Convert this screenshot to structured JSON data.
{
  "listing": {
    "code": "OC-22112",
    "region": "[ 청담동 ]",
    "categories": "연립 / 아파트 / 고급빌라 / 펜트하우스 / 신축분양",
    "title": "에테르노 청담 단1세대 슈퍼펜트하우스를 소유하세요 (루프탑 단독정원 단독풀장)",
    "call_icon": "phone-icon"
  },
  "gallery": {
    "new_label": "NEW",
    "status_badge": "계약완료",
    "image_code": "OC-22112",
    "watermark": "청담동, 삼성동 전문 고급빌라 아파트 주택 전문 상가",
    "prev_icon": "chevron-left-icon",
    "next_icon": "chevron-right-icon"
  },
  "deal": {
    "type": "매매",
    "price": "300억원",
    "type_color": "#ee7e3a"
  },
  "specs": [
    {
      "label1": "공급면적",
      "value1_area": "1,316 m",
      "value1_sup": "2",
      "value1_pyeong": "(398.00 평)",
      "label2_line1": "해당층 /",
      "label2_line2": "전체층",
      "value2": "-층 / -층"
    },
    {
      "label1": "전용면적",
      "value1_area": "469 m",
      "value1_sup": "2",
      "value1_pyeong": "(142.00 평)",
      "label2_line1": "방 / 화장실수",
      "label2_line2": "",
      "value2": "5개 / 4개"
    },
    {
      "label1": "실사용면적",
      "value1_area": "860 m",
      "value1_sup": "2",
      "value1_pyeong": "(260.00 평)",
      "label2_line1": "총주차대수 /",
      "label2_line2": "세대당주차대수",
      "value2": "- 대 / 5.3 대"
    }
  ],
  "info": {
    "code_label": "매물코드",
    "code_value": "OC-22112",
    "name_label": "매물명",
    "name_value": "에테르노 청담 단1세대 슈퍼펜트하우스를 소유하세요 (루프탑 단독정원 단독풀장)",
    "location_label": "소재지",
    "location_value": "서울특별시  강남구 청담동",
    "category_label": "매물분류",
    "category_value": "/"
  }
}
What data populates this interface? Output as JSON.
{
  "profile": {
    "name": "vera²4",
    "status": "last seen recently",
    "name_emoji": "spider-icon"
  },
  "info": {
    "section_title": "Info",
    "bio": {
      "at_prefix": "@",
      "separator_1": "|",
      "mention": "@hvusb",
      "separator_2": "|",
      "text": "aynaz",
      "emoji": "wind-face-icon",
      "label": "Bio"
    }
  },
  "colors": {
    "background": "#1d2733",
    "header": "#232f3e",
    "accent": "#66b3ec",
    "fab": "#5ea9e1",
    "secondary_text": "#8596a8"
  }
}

== What to work on ==
Where a line contains "에테르노", copy that line.

== Final result ==
    "title": "에테르노 청담 단1세대 슈퍼펜트하우스를 소유하세요 (루프탑 단독정원 단독풀장)",
    "name_value": "에테르노 청담 단1세대 슈퍼펜트하우스를 소유하세요 (루프탑 단독정원 단독풀장)",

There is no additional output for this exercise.